Count how many lines in the data hold "bead". Only the number.
*** Block opens ***
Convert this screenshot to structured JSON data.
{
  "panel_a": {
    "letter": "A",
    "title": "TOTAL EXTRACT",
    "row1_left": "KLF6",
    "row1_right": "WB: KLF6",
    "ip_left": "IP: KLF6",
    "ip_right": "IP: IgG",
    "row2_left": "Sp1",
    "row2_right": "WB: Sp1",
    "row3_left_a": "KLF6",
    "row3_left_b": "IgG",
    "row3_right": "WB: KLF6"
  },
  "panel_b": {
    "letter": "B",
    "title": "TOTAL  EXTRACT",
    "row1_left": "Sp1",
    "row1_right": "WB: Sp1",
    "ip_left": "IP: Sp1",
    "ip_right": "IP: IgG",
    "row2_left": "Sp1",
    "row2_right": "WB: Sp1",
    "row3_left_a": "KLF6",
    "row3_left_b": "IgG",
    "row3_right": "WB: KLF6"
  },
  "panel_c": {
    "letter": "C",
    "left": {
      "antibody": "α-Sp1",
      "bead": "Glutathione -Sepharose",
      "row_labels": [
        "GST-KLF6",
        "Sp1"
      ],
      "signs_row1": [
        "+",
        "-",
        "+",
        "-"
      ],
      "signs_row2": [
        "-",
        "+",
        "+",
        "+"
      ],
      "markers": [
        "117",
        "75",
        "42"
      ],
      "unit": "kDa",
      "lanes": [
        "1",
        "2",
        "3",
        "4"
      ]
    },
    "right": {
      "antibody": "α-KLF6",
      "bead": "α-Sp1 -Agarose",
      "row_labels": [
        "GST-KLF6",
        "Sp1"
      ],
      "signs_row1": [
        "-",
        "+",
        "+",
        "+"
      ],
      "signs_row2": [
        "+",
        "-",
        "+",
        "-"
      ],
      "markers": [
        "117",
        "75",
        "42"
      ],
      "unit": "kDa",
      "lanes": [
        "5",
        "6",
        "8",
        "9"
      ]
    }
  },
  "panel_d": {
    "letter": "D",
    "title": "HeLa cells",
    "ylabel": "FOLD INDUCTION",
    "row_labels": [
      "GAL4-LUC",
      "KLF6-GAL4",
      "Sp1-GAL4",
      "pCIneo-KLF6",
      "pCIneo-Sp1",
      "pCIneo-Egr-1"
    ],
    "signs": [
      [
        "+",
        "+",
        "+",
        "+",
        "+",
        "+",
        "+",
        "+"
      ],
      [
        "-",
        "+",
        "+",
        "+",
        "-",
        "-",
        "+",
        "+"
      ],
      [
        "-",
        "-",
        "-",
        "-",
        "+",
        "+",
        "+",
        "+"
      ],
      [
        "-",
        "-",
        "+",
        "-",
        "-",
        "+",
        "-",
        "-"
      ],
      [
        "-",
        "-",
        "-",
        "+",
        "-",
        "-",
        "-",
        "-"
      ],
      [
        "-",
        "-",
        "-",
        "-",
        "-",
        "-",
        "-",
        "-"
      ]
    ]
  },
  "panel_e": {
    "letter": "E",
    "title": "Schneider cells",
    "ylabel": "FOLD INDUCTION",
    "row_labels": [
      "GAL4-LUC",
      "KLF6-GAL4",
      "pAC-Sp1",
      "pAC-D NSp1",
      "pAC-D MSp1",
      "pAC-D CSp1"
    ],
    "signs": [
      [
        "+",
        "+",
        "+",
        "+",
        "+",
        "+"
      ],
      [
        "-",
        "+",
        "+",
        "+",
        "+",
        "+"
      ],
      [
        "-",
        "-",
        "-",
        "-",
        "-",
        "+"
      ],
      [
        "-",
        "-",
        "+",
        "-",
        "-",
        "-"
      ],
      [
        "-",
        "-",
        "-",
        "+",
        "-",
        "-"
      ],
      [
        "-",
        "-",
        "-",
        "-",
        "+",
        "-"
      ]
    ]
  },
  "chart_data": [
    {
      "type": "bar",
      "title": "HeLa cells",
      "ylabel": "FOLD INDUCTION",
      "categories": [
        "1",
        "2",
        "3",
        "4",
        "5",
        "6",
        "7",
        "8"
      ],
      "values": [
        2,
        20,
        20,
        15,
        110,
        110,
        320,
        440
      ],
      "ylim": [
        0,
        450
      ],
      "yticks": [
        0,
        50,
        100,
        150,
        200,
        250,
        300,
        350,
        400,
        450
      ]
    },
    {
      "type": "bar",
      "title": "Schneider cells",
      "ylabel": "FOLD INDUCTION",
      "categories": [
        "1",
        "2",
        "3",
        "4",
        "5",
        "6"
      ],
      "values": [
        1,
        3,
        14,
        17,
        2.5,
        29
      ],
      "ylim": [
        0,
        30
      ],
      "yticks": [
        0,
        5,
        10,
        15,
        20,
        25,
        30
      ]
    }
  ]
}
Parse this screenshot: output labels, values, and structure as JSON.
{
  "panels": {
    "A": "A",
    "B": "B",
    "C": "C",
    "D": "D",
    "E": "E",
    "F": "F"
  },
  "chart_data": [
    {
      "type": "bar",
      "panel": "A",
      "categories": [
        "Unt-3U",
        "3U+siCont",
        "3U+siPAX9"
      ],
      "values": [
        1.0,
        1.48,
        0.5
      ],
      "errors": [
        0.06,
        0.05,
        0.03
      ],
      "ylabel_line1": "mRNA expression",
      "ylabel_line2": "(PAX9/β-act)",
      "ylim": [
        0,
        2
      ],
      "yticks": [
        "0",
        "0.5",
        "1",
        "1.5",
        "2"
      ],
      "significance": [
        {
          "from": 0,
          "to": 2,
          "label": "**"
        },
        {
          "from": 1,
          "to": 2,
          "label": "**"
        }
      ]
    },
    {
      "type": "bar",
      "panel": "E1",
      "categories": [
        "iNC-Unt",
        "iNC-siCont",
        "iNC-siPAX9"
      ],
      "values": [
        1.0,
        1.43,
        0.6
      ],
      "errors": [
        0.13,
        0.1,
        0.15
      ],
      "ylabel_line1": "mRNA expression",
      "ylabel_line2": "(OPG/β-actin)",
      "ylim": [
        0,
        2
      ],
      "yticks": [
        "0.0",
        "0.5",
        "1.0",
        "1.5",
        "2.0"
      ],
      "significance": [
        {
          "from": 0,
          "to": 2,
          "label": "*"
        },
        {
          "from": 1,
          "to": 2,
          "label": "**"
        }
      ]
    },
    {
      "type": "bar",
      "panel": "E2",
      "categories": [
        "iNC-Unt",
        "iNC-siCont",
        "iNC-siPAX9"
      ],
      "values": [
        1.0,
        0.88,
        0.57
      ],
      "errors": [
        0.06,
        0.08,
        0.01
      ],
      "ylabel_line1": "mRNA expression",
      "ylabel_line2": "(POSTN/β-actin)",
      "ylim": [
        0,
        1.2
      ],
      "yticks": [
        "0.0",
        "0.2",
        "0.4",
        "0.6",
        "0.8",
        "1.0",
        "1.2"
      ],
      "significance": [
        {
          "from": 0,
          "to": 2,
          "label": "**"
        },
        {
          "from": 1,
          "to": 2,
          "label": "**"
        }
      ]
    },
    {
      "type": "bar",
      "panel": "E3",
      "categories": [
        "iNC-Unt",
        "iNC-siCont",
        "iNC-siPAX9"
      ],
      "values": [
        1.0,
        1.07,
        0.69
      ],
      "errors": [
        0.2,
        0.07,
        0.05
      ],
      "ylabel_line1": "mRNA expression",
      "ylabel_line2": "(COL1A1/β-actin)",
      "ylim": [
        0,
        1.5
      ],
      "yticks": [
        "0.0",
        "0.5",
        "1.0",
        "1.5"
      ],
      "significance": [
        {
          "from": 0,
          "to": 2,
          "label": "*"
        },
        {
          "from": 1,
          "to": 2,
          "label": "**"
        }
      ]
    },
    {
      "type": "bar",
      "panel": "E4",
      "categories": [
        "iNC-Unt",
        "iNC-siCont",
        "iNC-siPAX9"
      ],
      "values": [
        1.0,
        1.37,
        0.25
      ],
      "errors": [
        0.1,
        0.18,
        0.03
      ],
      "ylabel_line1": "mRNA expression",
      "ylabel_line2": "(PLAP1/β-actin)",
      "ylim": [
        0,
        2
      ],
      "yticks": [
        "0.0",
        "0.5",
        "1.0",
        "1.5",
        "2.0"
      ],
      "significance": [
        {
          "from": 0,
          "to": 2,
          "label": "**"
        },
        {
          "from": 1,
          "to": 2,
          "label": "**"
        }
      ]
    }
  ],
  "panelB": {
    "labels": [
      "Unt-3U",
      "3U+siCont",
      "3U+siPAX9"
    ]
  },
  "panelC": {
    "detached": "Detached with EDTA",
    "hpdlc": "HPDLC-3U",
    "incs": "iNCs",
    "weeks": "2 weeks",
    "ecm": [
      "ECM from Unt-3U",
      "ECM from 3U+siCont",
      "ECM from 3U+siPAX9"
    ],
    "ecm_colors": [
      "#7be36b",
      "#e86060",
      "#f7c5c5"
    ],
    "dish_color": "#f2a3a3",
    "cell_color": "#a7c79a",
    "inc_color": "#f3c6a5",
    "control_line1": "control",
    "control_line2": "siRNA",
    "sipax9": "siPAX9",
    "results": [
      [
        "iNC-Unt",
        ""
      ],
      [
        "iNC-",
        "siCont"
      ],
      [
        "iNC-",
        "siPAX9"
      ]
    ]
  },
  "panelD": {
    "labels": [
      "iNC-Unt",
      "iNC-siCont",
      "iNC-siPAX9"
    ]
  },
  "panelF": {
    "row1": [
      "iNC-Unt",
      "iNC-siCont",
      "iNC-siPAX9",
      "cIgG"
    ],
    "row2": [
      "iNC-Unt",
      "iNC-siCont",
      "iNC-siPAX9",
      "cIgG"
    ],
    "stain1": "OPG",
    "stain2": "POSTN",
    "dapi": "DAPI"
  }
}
*** Block closes ***
### Output for this exercise
2